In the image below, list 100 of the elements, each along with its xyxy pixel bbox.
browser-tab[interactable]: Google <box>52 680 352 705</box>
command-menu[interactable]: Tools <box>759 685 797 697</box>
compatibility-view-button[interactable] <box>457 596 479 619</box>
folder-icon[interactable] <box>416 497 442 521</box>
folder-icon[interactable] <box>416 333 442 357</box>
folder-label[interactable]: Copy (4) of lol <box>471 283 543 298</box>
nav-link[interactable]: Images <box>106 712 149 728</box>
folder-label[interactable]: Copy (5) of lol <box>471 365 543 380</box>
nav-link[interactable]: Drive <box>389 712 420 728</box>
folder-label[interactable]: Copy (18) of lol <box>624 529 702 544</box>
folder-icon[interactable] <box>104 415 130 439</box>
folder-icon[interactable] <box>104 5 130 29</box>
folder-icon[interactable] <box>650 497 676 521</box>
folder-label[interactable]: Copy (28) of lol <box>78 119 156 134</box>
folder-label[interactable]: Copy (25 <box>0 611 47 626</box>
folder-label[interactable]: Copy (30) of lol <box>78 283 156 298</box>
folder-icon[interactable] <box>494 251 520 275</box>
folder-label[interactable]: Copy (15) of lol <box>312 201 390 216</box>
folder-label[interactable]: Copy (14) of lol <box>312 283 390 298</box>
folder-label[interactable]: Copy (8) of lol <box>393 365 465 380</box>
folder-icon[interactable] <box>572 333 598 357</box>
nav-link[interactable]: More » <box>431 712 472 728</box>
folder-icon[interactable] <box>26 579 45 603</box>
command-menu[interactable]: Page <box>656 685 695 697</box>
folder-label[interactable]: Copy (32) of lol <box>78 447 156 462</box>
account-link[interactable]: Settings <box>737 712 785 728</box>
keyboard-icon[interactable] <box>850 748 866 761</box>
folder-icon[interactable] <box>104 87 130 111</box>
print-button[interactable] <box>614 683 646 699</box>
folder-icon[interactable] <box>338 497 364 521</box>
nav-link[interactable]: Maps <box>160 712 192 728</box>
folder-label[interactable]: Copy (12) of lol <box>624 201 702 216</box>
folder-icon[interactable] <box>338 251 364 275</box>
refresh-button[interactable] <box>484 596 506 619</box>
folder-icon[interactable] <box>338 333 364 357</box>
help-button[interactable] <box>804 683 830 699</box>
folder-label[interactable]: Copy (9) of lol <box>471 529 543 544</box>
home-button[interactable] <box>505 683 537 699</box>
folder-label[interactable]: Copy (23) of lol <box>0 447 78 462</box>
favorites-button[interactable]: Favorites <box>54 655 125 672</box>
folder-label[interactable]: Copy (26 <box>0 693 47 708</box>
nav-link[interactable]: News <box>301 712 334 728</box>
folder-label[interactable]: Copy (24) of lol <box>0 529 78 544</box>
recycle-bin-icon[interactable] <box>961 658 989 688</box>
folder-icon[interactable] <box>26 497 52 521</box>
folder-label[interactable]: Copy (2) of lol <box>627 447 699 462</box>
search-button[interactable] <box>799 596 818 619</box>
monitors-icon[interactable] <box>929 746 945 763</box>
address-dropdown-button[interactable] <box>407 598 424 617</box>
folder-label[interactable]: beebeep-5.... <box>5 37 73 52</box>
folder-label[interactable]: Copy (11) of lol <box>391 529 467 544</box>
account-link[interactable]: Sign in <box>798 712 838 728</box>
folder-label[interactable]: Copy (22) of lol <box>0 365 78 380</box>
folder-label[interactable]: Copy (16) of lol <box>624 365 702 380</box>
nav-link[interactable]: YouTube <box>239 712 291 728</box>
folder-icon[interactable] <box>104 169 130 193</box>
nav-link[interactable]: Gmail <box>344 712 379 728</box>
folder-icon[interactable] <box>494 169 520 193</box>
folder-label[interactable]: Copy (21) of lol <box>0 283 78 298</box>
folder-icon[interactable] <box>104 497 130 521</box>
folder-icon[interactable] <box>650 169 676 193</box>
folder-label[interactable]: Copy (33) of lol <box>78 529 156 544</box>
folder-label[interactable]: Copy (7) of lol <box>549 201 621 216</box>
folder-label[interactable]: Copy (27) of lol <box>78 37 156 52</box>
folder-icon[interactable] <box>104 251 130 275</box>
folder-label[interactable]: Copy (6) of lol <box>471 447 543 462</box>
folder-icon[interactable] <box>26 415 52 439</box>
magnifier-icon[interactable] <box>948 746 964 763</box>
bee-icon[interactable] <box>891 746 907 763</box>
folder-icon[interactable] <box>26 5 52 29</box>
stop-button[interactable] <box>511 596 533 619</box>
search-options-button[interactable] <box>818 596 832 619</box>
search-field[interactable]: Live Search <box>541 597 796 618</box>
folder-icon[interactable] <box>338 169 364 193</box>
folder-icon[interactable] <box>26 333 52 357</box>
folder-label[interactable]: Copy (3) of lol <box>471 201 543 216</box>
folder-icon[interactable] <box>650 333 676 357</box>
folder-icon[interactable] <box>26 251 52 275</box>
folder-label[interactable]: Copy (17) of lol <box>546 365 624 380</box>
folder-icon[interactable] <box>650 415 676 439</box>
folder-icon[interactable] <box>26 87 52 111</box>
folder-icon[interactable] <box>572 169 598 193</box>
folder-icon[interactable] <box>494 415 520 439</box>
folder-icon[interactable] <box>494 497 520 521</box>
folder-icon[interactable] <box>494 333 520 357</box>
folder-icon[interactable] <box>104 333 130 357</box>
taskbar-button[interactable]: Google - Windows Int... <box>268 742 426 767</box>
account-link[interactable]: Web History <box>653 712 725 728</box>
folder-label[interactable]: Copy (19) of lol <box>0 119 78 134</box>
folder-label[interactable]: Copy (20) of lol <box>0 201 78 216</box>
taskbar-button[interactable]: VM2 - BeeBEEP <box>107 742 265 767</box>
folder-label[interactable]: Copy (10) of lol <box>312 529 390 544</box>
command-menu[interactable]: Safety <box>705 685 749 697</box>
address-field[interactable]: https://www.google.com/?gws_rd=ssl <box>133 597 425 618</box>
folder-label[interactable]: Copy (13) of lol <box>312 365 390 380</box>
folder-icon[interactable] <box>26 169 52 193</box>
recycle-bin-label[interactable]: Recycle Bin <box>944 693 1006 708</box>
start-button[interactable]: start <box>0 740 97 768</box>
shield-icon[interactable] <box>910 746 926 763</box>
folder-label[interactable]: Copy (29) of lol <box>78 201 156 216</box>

To do. Rewrite the rows with every occurrence of "nav-link" substituted by "navigation-link", leaving everything else as it is.

Final result.
In the image below, list 100 of the elements, each along with its xyxy pixel bbox.
browser-tab[interactable]: Google <box>52 680 352 705</box>
command-menu[interactable]: Tools <box>759 685 797 697</box>
compatibility-view-button[interactable] <box>457 596 479 619</box>
folder-icon[interactable] <box>416 497 442 521</box>
folder-icon[interactable] <box>416 333 442 357</box>
folder-label[interactable]: Copy (4) of lol <box>471 283 543 298</box>
navigation-link[interactable]: Images <box>106 712 149 728</box>
folder-label[interactable]: Copy (5) of lol <box>471 365 543 380</box>
navigation-link[interactable]: Drive <box>389 712 420 728</box>
folder-label[interactable]: Copy (18) of lol <box>624 529 702 544</box>
folder-icon[interactable] <box>104 415 130 439</box>
folder-icon[interactable] <box>104 5 130 29</box>
folder-icon[interactable] <box>650 497 676 521</box>
folder-label[interactable]: Copy (28) of lol <box>78 119 156 134</box>
folder-label[interactable]: Copy (25 <box>0 611 47 626</box>
folder-label[interactable]: Copy (30) of lol <box>78 283 156 298</box>
folder-icon[interactable] <box>494 251 520 275</box>
folder-label[interactable]: Copy (15) of lol <box>312 201 390 216</box>
folder-label[interactable]: Copy (14) of lol <box>312 283 390 298</box>
folder-label[interactable]: Copy (8) of lol <box>393 365 465 380</box>
folder-icon[interactable] <box>572 333 598 357</box>
navigation-link[interactable]: More » <box>431 712 472 728</box>
folder-icon[interactable] <box>26 579 45 603</box>
command-menu[interactable]: Page <box>656 685 695 697</box>
folder-label[interactable]: Copy (32) of lol <box>78 447 156 462</box>
account-link[interactable]: Settings <box>737 712 785 728</box>
keyboard-icon[interactable] <box>850 748 866 761</box>
folder-icon[interactable] <box>104 87 130 111</box>
print-button[interactable] <box>614 683 646 699</box>
folder-icon[interactable] <box>338 497 364 521</box>
navigation-link[interactable]: Maps <box>160 712 192 728</box>
folder-label[interactable]: Copy (12) of lol <box>624 201 702 216</box>
folder-icon[interactable] <box>338 251 364 275</box>
refresh-button[interactable] <box>484 596 506 619</box>
folder-icon[interactable] <box>338 333 364 357</box>
help-button[interactable] <box>804 683 830 699</box>
folder-label[interactable]: Copy (9) of lol <box>471 529 543 544</box>
home-button[interactable] <box>505 683 537 699</box>
folder-label[interactable]: Copy (23) of lol <box>0 447 78 462</box>
favorites-button[interactable]: Favorites <box>54 655 125 672</box>
folder-label[interactable]: Copy (26 <box>0 693 47 708</box>
navigation-link[interactable]: News <box>301 712 334 728</box>
folder-label[interactable]: Copy (24) of lol <box>0 529 78 544</box>
recycle-bin-icon[interactable] <box>961 658 989 688</box>
folder-icon[interactable] <box>26 497 52 521</box>
folder-label[interactable]: Copy (2) of lol <box>627 447 699 462</box>
search-button[interactable] <box>799 596 818 619</box>
monitors-icon[interactable] <box>929 746 945 763</box>
address-dropdown-button[interactable] <box>407 598 424 617</box>
folder-label[interactable]: beebeep-5.... <box>5 37 73 52</box>
folder-label[interactable]: Copy (11) of lol <box>391 529 467 544</box>
account-link[interactable]: Sign in <box>798 712 838 728</box>
folder-label[interactable]: Copy (22) of lol <box>0 365 78 380</box>
folder-label[interactable]: Copy (16) of lol <box>624 365 702 380</box>
navigation-link[interactable]: YouTube <box>239 712 291 728</box>
folder-icon[interactable] <box>104 169 130 193</box>
navigation-link[interactable]: Gmail <box>344 712 379 728</box>
folder-icon[interactable] <box>494 169 520 193</box>
folder-label[interactable]: Copy (21) of lol <box>0 283 78 298</box>
folder-icon[interactable] <box>104 497 130 521</box>
folder-icon[interactable] <box>650 169 676 193</box>
folder-label[interactable]: Copy (33) of lol <box>78 529 156 544</box>
folder-label[interactable]: Copy (7) of lol <box>549 201 621 216</box>
folder-label[interactable]: Copy (27) of lol <box>78 37 156 52</box>
folder-icon[interactable] <box>104 251 130 275</box>
folder-label[interactable]: Copy (6) of lol <box>471 447 543 462</box>
folder-icon[interactable] <box>26 415 52 439</box>
magnifier-icon[interactable] <box>948 746 964 763</box>
bee-icon[interactable] <box>891 746 907 763</box>
folder-icon[interactable] <box>26 5 52 29</box>
stop-button[interactable] <box>511 596 533 619</box>
search-options-button[interactable] <box>818 596 832 619</box>
search-field[interactable]: Live Search <box>541 597 796 618</box>
folder-icon[interactable] <box>338 169 364 193</box>
folder-icon[interactable] <box>26 333 52 357</box>
folder-label[interactable]: Copy (3) of lol <box>471 201 543 216</box>
folder-icon[interactable] <box>650 333 676 357</box>
folder-icon[interactable] <box>26 251 52 275</box>
folder-label[interactable]: Copy (17) of lol <box>546 365 624 380</box>
folder-icon[interactable] <box>650 415 676 439</box>
folder-icon[interactable] <box>26 87 52 111</box>
folder-icon[interactable] <box>572 169 598 193</box>
folder-icon[interactable] <box>494 415 520 439</box>
folder-icon[interactable] <box>494 497 520 521</box>
folder-icon[interactable] <box>494 333 520 357</box>
folder-icon[interactable] <box>104 333 130 357</box>
taskbar-button[interactable]: Google - Windows Int... <box>268 742 426 767</box>
account-link[interactable]: Web History <box>653 712 725 728</box>
folder-label[interactable]: Copy (19) of lol <box>0 119 78 134</box>
folder-label[interactable]: Copy (20) of lol <box>0 201 78 216</box>
taskbar-button[interactable]: VM2 - BeeBEEP <box>107 742 265 767</box>
folder-label[interactable]: Copy (10) of lol <box>312 529 390 544</box>
command-menu[interactable]: Safety <box>705 685 749 697</box>
address-field[interactable]: https://www.google.com/?gws_rd=ssl <box>133 597 425 618</box>
folder-label[interactable]: Copy (13) of lol <box>312 365 390 380</box>
folder-icon[interactable] <box>26 169 52 193</box>
recycle-bin-label[interactable]: Recycle Bin <box>944 693 1006 708</box>
start-button[interactable]: start <box>0 740 97 768</box>
shield-icon[interactable] <box>910 746 926 763</box>
folder-label[interactable]: Copy (29) of lol <box>78 201 156 216</box>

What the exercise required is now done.